When first grade came things were actually a little better with a new teacher, but the seeds of eager learning that never got nurtured in kindergarten were slow to grow in first grade, and he was behind in all subjects, not to mention being looked at as different, slow, stupid and all other adjectives kids come up with to describe someone who's not an active part of the class. From then until he graduated high school he had trouble learning. He was 'diagnosed' with a learning disability then ADD and put on Ritalin for a time, put in Special Ed. classes,but nothing helped him to reach the level of learning where the rest of his class was, and he graduated high school with less than the normal amount of accumulated knowledge that a graduate has. He is struggling to make adjustments to adult life without proper reading and writing skills, but the inner intelligence that he possessed all along shows through more and more now and he is handling things quite well, considering the start he got in school.

WORK REQUEST 1
List the adjectives that the passage on his school years says other children used to describe him.
WORK REQUEST 2
Pick up the passage on his school years after its final sentence and write the next part.
The listing isn't needed for any of this.

MATERIAL SUPPLIED

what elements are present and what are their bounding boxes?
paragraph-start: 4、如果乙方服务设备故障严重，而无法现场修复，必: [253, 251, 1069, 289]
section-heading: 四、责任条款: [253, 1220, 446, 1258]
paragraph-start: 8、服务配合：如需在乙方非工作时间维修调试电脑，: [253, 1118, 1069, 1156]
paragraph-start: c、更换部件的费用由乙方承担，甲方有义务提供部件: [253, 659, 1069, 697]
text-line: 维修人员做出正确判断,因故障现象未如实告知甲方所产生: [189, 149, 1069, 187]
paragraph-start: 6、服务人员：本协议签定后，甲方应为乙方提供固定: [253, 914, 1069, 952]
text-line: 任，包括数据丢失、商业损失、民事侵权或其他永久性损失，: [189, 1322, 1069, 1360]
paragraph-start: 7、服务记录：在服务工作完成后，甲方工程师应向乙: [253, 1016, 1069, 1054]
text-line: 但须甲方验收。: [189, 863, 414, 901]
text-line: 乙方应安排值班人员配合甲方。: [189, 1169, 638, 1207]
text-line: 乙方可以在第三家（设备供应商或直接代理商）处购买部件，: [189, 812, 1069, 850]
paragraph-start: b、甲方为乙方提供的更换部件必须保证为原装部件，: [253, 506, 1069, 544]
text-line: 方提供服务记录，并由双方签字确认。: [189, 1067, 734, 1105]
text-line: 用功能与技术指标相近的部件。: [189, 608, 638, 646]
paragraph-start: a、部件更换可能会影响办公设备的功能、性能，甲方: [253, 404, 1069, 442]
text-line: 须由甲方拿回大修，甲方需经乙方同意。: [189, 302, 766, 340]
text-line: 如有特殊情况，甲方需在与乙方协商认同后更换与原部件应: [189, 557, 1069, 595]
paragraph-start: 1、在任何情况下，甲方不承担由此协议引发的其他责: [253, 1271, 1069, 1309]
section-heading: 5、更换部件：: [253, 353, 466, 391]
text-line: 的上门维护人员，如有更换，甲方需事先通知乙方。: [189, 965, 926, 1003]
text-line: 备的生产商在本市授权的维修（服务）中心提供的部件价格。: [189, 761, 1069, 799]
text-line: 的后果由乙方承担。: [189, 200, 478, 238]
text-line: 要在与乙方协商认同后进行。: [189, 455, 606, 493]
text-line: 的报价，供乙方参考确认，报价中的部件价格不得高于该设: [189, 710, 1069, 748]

ANSWER SPACE 1
different, slow, stupid

ANSWER SPACE 2
I write this now because I saw his kindergarten teacher today. She looks just as cold and heartless as she always has, and I doubt she has any remorse for failing to reach the students who needed her the most. A few years after we took the kids out of that school ( a Catholic school) and put them in public school that teacher was fired for slapping one of her students. We also from a lot of parents who had experiences with her similar to ours. Even though she was only my son's teacher for one year I can't help but blame her, at least partly, for him not adjusting well to school. I hope one day I'll see things differently because nothing good ever comes of harboring hateful feelings.